> _Task to complete_:
Go through the lines below. Copy those with "emoji".

> _Records to use_:
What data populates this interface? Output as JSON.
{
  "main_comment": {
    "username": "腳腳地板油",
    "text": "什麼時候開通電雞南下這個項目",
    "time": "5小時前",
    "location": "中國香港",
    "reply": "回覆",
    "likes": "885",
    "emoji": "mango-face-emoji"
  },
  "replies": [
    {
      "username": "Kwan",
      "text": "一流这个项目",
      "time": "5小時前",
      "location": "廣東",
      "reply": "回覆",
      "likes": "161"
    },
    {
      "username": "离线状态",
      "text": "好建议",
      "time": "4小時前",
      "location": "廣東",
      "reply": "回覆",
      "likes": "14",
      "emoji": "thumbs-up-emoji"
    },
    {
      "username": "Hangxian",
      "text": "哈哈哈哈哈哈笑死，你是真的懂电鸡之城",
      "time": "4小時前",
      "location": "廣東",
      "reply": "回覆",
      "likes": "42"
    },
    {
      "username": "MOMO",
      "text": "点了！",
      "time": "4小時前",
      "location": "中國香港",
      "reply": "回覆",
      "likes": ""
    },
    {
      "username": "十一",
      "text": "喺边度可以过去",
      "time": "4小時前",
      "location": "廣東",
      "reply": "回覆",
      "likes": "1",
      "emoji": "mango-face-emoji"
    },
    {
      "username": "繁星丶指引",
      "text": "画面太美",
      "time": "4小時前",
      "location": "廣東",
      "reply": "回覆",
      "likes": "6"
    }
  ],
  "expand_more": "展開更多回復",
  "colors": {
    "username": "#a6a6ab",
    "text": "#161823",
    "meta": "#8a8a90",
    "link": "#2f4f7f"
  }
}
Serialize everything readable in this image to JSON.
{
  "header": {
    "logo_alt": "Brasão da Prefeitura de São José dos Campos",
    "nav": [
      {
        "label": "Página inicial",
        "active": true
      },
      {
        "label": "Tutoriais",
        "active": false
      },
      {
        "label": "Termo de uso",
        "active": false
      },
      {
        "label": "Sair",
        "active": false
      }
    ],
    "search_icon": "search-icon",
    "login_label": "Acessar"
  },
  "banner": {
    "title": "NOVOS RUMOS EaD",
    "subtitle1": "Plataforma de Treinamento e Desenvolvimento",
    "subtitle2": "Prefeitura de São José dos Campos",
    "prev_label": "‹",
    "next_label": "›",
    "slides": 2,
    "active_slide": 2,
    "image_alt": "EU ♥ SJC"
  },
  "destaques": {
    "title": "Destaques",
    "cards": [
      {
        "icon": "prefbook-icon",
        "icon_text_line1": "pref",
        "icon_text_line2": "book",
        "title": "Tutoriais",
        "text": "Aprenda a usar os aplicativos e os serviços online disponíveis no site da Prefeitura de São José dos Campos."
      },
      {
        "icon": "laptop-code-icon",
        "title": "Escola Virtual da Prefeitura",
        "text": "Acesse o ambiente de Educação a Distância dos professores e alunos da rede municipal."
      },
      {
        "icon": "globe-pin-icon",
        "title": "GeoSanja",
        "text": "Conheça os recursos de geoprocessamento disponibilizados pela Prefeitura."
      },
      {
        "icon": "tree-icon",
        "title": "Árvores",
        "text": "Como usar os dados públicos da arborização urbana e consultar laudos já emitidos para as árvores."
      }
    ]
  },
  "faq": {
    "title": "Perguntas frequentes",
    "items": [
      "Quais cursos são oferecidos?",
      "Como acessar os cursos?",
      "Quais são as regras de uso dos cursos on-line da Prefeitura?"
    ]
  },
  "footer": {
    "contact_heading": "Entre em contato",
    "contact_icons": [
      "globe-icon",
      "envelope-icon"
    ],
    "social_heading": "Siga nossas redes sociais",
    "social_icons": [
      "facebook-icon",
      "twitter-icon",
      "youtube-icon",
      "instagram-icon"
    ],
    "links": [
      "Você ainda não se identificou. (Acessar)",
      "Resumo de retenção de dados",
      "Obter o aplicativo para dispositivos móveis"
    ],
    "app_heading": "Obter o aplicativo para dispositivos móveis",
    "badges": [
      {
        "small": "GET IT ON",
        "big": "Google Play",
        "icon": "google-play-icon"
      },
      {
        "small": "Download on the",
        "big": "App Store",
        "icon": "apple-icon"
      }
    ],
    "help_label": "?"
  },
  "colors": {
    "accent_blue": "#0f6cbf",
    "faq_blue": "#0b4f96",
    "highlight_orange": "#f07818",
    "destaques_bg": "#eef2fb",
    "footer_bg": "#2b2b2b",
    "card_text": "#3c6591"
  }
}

> _Final answer_:
    "emoji": "mango-face-emoji"
      "emoji": "thumbs-up-emoji"
      "emoji": "mango-face-emoji"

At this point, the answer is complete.